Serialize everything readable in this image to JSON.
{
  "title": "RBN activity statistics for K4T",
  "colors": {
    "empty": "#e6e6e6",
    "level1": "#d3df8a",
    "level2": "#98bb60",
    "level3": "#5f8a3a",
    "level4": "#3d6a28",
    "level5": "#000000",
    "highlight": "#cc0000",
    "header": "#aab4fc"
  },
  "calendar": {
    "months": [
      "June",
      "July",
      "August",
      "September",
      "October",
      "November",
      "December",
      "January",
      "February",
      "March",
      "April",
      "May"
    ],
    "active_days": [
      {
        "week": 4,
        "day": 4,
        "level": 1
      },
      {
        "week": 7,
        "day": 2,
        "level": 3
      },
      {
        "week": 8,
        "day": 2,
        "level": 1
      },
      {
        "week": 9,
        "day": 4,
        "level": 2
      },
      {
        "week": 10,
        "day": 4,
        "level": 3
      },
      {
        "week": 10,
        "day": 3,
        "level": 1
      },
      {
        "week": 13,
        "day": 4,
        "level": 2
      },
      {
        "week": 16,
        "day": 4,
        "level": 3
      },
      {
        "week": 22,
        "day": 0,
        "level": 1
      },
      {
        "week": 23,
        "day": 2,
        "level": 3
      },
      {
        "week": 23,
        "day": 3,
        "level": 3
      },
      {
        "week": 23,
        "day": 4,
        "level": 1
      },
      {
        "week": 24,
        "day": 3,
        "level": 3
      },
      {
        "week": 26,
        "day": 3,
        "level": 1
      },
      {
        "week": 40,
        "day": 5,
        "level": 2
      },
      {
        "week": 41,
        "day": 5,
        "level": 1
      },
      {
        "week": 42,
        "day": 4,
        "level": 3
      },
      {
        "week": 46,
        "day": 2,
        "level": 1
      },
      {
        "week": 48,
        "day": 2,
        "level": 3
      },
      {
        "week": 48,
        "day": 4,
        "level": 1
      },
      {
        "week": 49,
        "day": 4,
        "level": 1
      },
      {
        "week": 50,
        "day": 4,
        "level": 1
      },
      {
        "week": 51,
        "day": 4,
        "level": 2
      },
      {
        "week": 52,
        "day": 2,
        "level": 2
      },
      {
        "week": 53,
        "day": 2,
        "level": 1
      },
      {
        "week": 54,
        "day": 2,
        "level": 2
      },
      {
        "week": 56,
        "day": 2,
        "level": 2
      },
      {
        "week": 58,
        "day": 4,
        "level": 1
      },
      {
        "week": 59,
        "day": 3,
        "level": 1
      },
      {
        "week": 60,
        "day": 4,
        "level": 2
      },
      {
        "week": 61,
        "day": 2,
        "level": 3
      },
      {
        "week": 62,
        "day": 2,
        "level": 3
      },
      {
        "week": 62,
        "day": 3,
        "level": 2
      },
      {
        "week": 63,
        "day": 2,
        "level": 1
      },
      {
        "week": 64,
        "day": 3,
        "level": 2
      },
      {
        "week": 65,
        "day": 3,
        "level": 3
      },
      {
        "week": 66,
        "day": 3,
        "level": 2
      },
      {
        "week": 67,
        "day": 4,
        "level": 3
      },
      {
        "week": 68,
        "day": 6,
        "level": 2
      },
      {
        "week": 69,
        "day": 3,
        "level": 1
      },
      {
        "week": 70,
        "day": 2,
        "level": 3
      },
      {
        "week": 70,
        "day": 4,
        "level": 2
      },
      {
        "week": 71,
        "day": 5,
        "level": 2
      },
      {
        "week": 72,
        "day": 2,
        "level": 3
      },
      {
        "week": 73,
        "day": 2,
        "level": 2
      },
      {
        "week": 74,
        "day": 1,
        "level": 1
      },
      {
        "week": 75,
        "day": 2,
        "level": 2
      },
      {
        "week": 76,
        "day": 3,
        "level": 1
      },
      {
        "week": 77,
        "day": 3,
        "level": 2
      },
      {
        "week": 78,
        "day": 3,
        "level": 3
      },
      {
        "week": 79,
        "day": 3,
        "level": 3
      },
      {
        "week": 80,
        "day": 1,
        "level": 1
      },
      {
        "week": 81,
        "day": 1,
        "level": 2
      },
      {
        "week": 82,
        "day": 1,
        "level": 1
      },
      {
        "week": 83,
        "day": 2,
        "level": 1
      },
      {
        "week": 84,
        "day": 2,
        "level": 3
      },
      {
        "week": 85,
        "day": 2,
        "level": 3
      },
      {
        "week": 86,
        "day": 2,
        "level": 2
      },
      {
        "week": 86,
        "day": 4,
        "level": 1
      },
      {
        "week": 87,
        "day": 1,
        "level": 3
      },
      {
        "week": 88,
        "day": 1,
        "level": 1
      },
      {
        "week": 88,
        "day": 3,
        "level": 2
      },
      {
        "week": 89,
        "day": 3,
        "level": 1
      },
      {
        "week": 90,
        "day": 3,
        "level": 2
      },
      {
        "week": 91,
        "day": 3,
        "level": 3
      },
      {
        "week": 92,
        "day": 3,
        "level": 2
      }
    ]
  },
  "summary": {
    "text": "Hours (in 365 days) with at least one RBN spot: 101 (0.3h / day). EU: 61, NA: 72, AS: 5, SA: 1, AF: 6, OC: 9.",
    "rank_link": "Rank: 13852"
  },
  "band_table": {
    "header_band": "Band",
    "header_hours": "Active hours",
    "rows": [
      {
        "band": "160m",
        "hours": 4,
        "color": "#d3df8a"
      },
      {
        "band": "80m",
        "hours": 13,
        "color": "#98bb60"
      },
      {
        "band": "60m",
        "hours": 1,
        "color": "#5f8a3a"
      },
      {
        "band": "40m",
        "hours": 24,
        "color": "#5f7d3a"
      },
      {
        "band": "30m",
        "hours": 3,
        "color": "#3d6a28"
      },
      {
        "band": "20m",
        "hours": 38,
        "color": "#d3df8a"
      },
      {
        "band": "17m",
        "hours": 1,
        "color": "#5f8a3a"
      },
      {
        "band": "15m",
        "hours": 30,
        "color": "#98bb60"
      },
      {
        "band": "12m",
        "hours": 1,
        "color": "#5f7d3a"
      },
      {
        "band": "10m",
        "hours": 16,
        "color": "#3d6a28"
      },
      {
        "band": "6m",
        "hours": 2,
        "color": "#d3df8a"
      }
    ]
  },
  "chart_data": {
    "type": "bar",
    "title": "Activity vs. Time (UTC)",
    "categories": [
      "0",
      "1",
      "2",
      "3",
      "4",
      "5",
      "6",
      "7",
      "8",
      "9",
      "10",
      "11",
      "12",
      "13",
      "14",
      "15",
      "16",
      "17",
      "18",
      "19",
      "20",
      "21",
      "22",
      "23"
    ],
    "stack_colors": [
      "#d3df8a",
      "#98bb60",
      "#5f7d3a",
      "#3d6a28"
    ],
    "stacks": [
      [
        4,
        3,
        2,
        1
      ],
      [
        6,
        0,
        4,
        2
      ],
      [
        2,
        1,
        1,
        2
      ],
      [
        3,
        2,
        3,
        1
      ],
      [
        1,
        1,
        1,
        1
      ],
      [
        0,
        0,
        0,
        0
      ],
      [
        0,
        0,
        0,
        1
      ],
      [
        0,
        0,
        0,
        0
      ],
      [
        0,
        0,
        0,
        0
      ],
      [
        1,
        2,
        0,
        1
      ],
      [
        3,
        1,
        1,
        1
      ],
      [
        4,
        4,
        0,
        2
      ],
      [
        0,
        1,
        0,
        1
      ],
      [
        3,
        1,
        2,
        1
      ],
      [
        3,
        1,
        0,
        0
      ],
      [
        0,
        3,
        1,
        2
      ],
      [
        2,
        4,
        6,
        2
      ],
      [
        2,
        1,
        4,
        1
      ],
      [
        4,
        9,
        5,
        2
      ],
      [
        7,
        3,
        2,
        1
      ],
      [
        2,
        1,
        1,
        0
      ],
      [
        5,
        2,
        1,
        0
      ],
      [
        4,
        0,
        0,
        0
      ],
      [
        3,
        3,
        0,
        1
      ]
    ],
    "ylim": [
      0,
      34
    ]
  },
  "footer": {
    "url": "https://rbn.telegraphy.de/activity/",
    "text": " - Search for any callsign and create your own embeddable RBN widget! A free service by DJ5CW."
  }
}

Short exercise: Go through the preceding material and copy each line that has the word "title".

Written answer:
  "title": "RBN activity statistics for K4T",
    "title": "Activity vs. Time (UTC)",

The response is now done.